Labeled region entries
____

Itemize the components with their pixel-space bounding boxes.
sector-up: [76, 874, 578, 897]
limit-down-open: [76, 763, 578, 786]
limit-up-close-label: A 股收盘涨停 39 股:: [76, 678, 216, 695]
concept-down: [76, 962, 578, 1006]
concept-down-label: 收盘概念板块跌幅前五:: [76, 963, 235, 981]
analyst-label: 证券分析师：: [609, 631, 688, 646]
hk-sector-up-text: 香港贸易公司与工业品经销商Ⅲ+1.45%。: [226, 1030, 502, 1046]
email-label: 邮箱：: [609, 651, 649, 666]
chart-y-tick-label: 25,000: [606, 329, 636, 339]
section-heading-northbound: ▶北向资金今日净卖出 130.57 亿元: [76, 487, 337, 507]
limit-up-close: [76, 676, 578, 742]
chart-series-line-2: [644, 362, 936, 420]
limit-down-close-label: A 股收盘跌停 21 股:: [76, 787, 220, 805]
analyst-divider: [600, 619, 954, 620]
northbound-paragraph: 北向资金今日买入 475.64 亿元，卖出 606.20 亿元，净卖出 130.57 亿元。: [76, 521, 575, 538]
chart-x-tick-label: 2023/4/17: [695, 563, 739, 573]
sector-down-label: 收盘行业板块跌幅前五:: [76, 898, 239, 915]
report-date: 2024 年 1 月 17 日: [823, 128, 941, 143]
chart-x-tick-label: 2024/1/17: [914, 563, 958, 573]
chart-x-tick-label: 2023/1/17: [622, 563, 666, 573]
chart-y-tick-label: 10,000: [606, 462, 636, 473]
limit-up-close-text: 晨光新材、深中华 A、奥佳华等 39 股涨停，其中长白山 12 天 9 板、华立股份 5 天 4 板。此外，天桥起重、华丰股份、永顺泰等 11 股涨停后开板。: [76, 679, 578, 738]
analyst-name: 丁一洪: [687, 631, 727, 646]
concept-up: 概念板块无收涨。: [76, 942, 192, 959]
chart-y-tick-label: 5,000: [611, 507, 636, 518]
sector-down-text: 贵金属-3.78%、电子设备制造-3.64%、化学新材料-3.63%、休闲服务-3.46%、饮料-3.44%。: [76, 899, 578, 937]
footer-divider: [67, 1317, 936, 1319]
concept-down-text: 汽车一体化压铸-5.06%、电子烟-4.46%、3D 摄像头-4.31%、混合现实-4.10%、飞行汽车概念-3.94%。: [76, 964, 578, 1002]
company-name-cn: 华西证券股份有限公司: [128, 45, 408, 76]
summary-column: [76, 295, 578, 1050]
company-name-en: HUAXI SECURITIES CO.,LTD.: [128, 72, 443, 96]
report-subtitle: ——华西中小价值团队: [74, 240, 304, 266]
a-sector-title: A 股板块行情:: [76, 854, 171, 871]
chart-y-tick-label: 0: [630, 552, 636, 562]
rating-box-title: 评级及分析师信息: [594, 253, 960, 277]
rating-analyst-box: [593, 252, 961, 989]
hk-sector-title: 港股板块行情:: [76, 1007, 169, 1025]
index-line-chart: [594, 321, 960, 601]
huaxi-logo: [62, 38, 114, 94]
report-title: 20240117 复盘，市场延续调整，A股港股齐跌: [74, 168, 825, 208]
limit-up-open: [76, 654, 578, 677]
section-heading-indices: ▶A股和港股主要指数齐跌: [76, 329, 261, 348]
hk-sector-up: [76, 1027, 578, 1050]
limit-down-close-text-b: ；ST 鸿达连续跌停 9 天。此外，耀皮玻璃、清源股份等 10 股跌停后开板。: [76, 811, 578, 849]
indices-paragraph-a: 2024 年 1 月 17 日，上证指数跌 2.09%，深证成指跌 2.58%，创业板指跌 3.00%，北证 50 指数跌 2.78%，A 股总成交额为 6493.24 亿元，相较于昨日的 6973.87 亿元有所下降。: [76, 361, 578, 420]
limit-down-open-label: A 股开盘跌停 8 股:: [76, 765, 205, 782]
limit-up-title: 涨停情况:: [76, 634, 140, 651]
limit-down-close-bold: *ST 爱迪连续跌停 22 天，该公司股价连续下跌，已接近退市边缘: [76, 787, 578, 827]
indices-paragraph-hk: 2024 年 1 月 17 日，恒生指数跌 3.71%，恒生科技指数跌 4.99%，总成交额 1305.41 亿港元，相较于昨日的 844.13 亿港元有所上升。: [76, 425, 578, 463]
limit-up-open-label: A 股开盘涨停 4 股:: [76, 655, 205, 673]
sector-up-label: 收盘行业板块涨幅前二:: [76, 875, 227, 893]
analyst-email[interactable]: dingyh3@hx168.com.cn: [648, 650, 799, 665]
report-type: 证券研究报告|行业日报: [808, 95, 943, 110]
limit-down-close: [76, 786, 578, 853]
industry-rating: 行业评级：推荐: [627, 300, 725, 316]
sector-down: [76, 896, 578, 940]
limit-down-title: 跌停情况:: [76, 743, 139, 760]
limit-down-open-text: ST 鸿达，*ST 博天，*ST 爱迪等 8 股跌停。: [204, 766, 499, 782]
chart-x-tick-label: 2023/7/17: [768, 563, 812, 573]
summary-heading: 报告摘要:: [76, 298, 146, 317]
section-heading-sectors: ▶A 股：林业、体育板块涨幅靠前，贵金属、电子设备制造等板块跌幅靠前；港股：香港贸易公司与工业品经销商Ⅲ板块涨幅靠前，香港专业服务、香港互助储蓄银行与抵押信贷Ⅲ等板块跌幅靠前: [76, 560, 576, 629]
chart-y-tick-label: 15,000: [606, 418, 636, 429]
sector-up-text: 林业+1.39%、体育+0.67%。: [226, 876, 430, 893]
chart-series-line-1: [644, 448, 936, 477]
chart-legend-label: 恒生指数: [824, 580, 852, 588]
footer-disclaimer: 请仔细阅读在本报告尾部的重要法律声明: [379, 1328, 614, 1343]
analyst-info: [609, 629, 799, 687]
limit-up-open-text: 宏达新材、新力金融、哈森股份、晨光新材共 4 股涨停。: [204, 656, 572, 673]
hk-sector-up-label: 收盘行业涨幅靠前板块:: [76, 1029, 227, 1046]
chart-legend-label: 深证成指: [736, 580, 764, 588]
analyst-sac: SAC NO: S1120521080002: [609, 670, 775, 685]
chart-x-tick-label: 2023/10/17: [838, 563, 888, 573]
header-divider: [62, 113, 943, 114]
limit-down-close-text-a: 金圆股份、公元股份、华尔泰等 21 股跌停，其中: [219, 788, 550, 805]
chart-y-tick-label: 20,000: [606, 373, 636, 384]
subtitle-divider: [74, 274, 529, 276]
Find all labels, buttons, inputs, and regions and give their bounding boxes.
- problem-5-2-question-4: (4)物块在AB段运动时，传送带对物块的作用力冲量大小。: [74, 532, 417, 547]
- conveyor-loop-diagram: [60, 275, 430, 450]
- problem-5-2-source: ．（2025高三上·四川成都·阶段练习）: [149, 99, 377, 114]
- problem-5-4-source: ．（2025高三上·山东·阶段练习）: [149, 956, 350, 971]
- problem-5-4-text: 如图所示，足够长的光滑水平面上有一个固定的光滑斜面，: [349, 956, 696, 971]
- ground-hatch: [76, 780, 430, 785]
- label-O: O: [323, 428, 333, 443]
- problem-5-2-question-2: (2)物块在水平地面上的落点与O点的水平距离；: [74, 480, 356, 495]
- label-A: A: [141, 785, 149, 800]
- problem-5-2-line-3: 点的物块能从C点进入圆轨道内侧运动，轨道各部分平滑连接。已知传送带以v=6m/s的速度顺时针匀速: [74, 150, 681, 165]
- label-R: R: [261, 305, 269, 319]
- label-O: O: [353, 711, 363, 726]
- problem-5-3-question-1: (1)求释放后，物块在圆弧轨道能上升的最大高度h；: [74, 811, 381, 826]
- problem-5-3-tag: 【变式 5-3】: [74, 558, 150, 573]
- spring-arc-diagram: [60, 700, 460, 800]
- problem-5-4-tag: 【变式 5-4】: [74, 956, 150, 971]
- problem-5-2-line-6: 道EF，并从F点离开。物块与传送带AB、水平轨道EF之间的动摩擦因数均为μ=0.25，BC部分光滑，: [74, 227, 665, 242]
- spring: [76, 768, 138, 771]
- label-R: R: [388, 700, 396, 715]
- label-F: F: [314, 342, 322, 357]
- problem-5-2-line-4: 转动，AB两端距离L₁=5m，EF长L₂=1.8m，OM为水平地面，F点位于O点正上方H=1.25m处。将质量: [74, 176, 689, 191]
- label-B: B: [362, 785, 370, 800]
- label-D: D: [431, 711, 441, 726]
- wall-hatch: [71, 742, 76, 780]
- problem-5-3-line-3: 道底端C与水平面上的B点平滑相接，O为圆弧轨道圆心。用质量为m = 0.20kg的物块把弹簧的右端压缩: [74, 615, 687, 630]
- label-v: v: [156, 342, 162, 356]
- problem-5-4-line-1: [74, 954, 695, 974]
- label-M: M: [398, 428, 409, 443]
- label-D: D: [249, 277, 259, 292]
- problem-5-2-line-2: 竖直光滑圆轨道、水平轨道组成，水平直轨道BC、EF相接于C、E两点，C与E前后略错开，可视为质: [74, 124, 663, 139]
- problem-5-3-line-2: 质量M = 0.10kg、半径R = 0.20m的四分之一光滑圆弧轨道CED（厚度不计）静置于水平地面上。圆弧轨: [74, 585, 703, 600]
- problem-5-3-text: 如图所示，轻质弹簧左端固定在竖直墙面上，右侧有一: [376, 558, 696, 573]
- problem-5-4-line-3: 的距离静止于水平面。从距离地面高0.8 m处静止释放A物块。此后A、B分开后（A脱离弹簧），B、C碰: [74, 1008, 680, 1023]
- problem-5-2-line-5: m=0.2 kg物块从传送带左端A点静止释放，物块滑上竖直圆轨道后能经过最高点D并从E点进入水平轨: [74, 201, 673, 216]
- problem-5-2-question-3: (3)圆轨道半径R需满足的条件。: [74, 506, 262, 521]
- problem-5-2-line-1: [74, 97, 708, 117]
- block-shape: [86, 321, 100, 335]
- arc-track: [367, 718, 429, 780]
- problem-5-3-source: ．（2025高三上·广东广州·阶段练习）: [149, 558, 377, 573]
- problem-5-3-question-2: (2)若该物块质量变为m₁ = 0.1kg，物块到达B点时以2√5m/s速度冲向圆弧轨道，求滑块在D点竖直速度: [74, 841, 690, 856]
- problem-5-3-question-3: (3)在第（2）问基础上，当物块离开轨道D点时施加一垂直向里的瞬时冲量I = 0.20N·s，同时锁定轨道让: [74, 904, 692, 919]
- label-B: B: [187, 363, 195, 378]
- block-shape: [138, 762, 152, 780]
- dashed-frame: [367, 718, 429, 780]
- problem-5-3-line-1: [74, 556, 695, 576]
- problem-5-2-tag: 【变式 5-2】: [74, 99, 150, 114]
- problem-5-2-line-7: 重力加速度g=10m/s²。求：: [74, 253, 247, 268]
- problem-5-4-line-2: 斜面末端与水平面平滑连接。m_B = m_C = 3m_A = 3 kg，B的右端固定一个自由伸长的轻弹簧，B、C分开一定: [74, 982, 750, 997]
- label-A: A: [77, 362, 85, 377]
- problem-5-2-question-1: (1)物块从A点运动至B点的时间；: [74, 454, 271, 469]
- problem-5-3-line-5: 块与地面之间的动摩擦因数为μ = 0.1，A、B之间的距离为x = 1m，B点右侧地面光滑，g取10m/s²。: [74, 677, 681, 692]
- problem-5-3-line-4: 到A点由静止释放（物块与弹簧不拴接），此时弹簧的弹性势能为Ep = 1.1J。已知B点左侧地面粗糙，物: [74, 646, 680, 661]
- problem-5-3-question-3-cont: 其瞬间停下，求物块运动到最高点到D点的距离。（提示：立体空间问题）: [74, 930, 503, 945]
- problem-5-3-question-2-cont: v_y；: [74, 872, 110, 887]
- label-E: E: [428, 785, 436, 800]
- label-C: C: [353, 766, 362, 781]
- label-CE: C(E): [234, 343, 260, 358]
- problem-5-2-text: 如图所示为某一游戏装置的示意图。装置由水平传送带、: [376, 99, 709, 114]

____

Rewrite the records from the first line through the line containing "chart-x-tick-label: 2023/1/17: [622, 563, 666, 573]", changing "limit-down-open" to "limit-down-reopen" and leaving everything else as it is.

Itemize the components with their pixel-space bounding boxes.
sector-up: [76, 874, 578, 897]
limit-down-reopen: [76, 763, 578, 786]
limit-up-close-label: A 股收盘涨停 39 股:: [76, 678, 216, 695]
concept-down: [76, 962, 578, 1006]
concept-down-label: 收盘概念板块跌幅前五:: [76, 963, 235, 981]
analyst-label: 证券分析师：: [609, 631, 688, 646]
hk-sector-up-text: 香港贸易公司与工业品经销商Ⅲ+1.45%。: [226, 1030, 502, 1046]
email-label: 邮箱：: [609, 651, 649, 666]
chart-y-tick-label: 25,000: [606, 329, 636, 339]
section-heading-northbound: ▶北向资金今日净卖出 130.57 亿元: [76, 487, 337, 507]
limit-up-close: [76, 676, 578, 742]
chart-series-line-2: [644, 362, 936, 420]
limit-down-close-label: A 股收盘跌停 21 股:: [76, 787, 220, 805]
analyst-divider: [600, 619, 954, 620]
northbound-paragraph: 北向资金今日买入 475.64 亿元，卖出 606.20 亿元，净卖出 130.57 亿元。: [76, 521, 575, 538]
chart-x-tick-label: 2023/4/17: [695, 563, 739, 573]
sector-down-label: 收盘行业板块跌幅前五:: [76, 898, 239, 915]
report-date: 2024 年 1 月 17 日: [823, 128, 941, 143]
chart-x-tick-label: 2024/1/17: [914, 563, 958, 573]
chart-x-tick-label: 2023/1/17: [622, 563, 666, 573]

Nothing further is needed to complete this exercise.